-- start Dataset content --

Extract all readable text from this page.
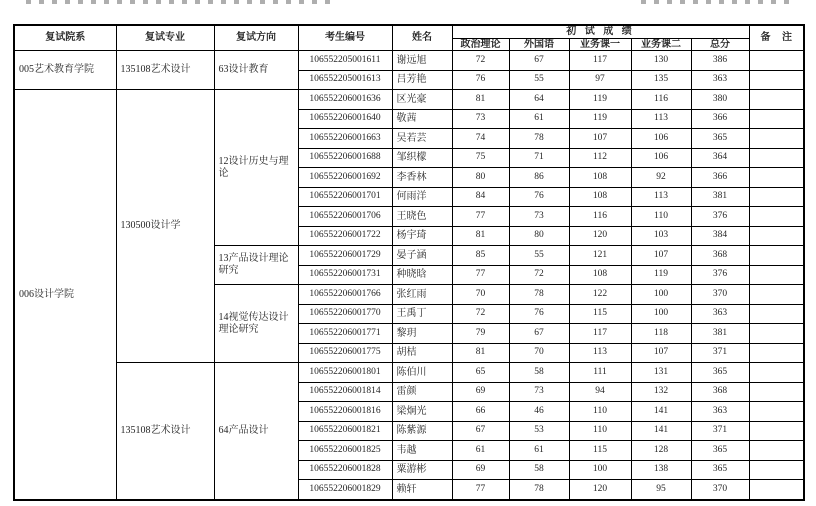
复试院系	复试专业	复试方向	考生编号	姓名	初 试 成 绩					备 注
					政治理论	外国语	业务课一	业务课二	总分	
005艺术教育学院	135108艺术设计	63设计教育	106552205001611	谢远旭	72	67	117	130	386	
			106552205001613	吕芳艳	76	55	97	135	363	
006设计学院	130500设计学	12设计历史与理论	106552206001636	区光豪	81	64	119	116	380	
			106552206001640	敬茜	73	61	119	113	366	
			106552206001663	吴若芸	74	78	107	106	365	
			106552206001688	邹织檬	75	71	112	106	364	
			106552206001692	李香林	80	86	108	92	366	
			106552206001701	何雨洋	84	76	108	113	381	
			106552206001706	王晓色	77	73	116	110	376	
			106552206001722	杨宇琦	81	80	120	103	384	
		13产品设计理论研究	106552206001729	晏子涵	85	55	121	107	368	
			106552206001731	种晓晗	77	72	108	119	376	
		14视觉传达设计理论研究	106552206001766	张红雨	70	78	122	100	370	
			106552206001770	王禹丁	72	76	115	100	363	
			106552206001771	黎玥	79	67	117	118	381	
			106552206001775	胡桔	81	70	113	107	371	
	135108艺术设计	64产品设计	106552206001801	陈伯川	65	58	111	131	365	
			106552206001814	雷颜	69	73	94	132	368	
			106552206001816	梁炯光	66	46	110	141	363	
			106552206001821	陈紫源	67	53	110	141	371	
			106552206001825	韦越	61	61	115	128	365	
			106552206001828	粟游彬	69	58	100	138	365	
			106552206001829	赖轩	77	78	120	95	370	
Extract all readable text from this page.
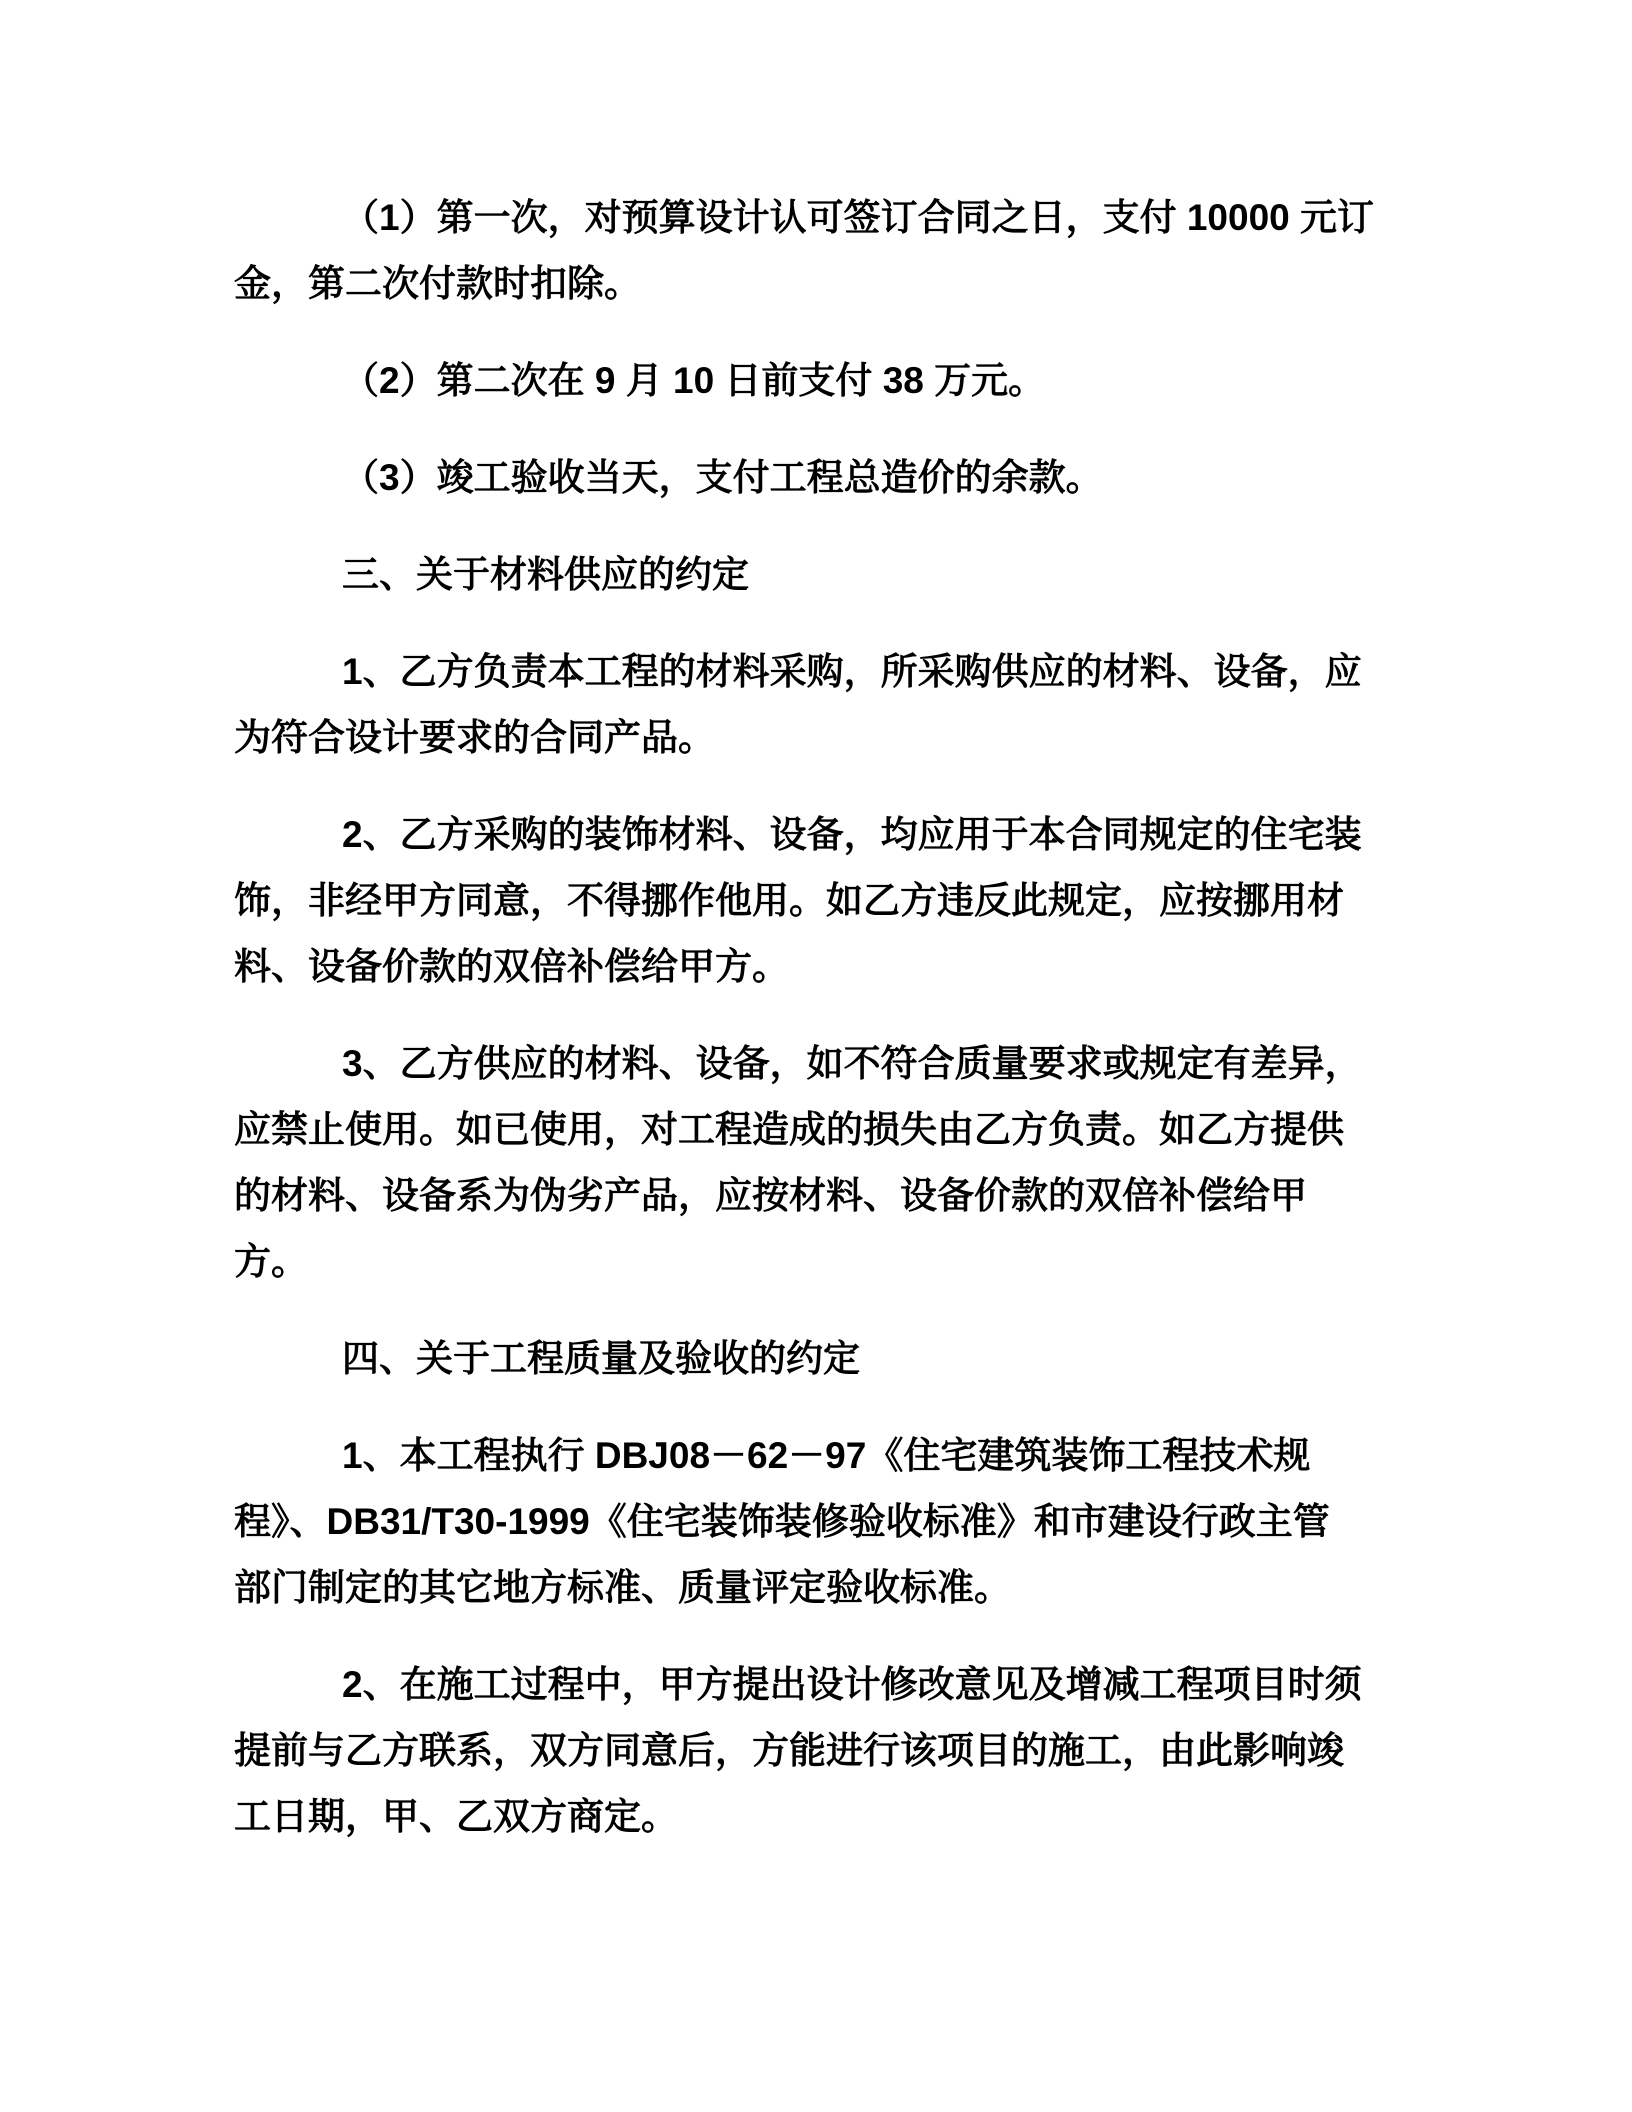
（1）第一次，对预算设计认可签订合同之日，支付 10000 元订
金，第二次付款时扣除。
（2）第二次在 9 月 10 日前支付 38 万元。
（3）竣工验收当天，支付工程总造价的余款。
三、关于材料供应的约定
1、乙方负责本工程的材料采购，所采购供应的材料、设备，应
为符合设计要求的合同产品。
2、乙方采购的装饰材料、设备，均应用于本合同规定的住宅装
饰，非经甲方同意，不得挪作他用。如乙方违反此规定，应按挪用材
料、设备价款的双倍补偿给甲方。
3、乙方供应的材料、设备，如不符合质量要求或规定有差异，
应禁止使用。如已使用，对工程造成的损失由乙方负责。如乙方提供
的材料、设备系为伪劣产品，应按材料、设备价款的双倍补偿给甲
方。
四、关于工程质量及验收的约定
1、本工程执行 DBJ08－62－97《住宅建筑装饰工程技术规
程》、DB31/T30-1999《住宅装饰装修验收标准》和市建设行政主管
部门制定的其它地方标准、质量评定验收标准。
2、在施工过程中，甲方提出设计修改意见及增减工程项目时须
提前与乙方联系，双方同意后，方能进行该项目的施工，由此影响竣
工日期，甲、乙双方商定。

-- end Dataset content --

Task statement:
Every record must be copied exactly, with the pictures left out.

In response:
Extract all readable text from this page.
复试院系	复试专业	复试方向	考生编号	姓名	初 试 成 绩					备 注
					政治理论	外国语	业务课一	业务课二	总分	
005艺术教育学院	135108艺术设计	63设计教育	106552205001611	谢远旭	72	67	117	130	386	
			106552205001613	吕芳艳	76	55	97	135	363	
006设计学院	130500设计学	12设计历史与理论	106552206001636	区光豪	81	64	119	116	380	
			106552206001640	敬茜	73	61	119	113	366	
			106552206001663	吴若芸	74	78	107	106	365	
			106552206001688	邹织檬	75	71	112	106	364	
			106552206001692	李香林	80	86	108	92	366	
			106552206001701	何雨洋	84	76	108	113	381	
			106552206001706	王晓色	77	73	116	110	376	
			106552206001722	杨宇琦	81	80	120	103	384	
		13产品设计理论研究	106552206001729	晏子涵	85	55	121	107	368	
			106552206001731	种晓晗	77	72	108	119	376	
		14视觉传达设计理论研究	106552206001766	张红雨	70	78	122	100	370	
			106552206001770	王禹丁	72	76	115	100	363	
			106552206001771	黎玥	79	67	117	118	381	
			106552206001775	胡桔	81	70	113	107	371	
	135108艺术设计	64产品设计	106552206001801	陈伯川	65	58	111	131	365	
			106552206001814	雷颜	69	73	94	132	368	
			106552206001816	梁炯光	66	46	110	141	363	
			106552206001821	陈紫源	67	53	110	141	371	
			106552206001825	韦越	61	61	115	128	365	
			106552206001828	粟游彬	69	58	100	138	365	
			106552206001829	赖轩	77	78	120	95	370	
Extract all readable text from this page.
（1）第一次，对预算设计认可签订合同之日，支付 10000 元订
金，第二次付款时扣除。
（2）第二次在 9 月 10 日前支付 38 万元。
（3）竣工验收当天，支付工程总造价的余款。
三、关于材料供应的约定
1、乙方负责本工程的材料采购，所采购供应的材料、设备，应
为符合设计要求的合同产品。
2、乙方采购的装饰材料、设备，均应用于本合同规定的住宅装
饰，非经甲方同意，不得挪作他用。如乙方违反此规定，应按挪用材
料、设备价款的双倍补偿给甲方。
3、乙方供应的材料、设备，如不符合质量要求或规定有差异，
应禁止使用。如已使用，对工程造成的损失由乙方负责。如乙方提供
的材料、设备系为伪劣产品，应按材料、设备价款的双倍补偿给甲
方。
四、关于工程质量及验收的约定
1、本工程执行 DBJ08－62－97《住宅建筑装饰工程技术规
程》、DB31/T30-1999《住宅装饰装修验收标准》和市建设行政主管
部门制定的其它地方标准、质量评定验收标准。
2、在施工过程中，甲方提出设计修改意见及增减工程项目时须
提前与乙方联系，双方同意后，方能进行该项目的施工，由此影响竣
工日期，甲、乙双方商定。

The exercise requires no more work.